• _Direction_: Only the number is wanted: tally the lines below that contain the word "activity".

• _Entries provided_:
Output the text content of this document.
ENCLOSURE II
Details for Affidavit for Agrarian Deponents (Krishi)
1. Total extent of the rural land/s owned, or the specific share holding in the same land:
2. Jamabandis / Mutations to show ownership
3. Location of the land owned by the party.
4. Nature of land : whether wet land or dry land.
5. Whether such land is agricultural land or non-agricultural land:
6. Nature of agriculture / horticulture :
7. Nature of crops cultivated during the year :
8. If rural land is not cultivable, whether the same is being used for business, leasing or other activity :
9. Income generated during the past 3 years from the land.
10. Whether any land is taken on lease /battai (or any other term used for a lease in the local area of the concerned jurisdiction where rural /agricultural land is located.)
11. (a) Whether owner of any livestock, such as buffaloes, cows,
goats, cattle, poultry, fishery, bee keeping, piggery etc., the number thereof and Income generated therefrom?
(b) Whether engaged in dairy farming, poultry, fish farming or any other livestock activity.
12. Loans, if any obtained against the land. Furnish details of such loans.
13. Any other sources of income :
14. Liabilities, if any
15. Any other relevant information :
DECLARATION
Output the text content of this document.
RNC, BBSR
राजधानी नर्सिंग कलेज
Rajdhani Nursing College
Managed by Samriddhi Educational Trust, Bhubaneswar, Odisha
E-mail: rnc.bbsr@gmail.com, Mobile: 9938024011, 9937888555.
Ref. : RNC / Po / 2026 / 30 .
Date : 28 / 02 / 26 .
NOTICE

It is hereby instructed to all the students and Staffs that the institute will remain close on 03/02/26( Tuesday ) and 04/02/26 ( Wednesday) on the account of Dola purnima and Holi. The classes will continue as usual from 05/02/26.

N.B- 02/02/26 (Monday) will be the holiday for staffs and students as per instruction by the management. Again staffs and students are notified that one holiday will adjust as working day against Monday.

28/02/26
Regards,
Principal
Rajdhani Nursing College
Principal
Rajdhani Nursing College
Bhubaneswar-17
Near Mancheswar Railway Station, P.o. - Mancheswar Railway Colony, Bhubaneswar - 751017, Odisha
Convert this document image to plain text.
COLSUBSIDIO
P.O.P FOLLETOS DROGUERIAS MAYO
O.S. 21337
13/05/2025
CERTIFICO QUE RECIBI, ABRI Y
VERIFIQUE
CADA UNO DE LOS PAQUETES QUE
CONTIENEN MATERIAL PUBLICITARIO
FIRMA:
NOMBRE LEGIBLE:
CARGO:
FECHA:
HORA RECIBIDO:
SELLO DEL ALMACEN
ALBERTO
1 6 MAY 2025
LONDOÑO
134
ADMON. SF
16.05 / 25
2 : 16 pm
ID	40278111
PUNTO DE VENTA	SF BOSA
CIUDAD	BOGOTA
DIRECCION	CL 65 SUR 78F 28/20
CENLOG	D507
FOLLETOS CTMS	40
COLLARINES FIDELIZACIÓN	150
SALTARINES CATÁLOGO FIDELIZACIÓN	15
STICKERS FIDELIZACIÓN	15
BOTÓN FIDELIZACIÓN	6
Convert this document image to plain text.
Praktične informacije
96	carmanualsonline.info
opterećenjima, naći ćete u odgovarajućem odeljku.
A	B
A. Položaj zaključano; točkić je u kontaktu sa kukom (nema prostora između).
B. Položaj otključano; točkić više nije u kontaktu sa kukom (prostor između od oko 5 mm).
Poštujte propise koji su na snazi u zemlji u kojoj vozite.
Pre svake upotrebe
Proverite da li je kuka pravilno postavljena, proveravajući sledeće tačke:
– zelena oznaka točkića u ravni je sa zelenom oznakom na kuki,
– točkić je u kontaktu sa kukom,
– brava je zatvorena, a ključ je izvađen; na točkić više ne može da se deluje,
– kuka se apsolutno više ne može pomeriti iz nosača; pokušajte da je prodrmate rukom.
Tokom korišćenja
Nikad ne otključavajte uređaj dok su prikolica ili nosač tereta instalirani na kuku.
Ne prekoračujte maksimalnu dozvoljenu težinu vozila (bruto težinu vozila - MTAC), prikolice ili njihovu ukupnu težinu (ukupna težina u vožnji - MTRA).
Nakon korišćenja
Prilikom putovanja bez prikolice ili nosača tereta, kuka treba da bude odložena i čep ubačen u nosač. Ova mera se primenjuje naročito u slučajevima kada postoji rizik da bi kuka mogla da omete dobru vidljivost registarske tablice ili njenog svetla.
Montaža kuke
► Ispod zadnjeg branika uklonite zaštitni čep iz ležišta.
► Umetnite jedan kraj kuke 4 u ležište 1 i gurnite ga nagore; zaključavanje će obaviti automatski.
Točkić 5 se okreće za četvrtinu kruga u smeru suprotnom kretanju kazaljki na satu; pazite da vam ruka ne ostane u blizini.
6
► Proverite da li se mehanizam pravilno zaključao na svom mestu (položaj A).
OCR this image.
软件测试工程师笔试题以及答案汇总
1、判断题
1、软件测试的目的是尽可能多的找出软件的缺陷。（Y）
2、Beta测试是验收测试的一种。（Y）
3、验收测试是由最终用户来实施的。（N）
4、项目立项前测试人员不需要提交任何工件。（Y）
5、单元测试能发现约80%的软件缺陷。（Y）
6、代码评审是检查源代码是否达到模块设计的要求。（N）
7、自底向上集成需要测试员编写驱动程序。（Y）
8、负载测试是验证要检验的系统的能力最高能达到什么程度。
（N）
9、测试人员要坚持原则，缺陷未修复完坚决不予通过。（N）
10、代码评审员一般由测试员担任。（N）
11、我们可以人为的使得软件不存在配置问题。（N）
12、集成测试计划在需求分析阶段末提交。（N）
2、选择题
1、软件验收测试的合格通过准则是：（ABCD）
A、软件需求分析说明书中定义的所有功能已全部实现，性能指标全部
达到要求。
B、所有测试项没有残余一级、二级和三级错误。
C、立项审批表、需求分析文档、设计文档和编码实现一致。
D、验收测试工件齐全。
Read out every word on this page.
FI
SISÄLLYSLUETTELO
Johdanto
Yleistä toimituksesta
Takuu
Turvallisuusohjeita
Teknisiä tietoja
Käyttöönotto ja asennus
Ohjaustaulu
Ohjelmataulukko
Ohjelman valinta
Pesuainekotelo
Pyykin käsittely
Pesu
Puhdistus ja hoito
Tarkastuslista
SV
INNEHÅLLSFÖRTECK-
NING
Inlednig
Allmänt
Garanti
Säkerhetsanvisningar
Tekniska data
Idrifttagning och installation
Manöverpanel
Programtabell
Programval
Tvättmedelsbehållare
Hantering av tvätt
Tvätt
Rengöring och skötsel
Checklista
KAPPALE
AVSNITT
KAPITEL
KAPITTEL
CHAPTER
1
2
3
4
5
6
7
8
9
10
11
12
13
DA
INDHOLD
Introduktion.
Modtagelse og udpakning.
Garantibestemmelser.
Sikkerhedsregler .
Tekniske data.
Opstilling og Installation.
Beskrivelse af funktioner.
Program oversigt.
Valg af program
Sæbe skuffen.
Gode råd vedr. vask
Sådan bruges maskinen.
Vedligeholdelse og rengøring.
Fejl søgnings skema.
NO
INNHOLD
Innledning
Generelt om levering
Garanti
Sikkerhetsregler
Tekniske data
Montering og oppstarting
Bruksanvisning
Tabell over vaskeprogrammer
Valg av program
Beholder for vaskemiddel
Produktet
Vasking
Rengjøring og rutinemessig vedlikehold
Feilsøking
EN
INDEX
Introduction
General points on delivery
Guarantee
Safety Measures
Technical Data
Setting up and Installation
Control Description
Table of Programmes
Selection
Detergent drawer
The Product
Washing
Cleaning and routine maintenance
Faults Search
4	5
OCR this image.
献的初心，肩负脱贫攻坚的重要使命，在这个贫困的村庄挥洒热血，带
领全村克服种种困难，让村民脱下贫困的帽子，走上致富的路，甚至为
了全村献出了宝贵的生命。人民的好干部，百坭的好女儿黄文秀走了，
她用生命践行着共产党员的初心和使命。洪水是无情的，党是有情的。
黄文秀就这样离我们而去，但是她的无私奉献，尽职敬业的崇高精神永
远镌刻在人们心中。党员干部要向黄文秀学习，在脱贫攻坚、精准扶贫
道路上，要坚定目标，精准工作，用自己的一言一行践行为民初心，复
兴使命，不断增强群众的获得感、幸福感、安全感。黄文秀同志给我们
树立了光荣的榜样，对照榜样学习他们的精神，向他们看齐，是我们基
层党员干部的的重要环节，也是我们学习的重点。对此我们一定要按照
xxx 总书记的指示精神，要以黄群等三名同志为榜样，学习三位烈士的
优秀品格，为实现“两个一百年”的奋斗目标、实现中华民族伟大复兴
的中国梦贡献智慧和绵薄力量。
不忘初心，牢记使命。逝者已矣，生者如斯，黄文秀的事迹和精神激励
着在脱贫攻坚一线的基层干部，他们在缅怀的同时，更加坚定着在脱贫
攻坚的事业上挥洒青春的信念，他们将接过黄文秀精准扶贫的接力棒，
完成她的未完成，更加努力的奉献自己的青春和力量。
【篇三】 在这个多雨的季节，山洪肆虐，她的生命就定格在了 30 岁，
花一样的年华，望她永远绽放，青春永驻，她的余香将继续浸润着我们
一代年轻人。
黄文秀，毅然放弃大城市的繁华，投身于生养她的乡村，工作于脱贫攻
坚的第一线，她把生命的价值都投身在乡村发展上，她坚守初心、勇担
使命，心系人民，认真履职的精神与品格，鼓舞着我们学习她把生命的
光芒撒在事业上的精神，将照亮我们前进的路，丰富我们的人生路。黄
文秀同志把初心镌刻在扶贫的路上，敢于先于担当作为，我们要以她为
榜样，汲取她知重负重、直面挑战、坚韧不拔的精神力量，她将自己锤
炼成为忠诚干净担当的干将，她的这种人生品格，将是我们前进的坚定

• _Answer in full_: 2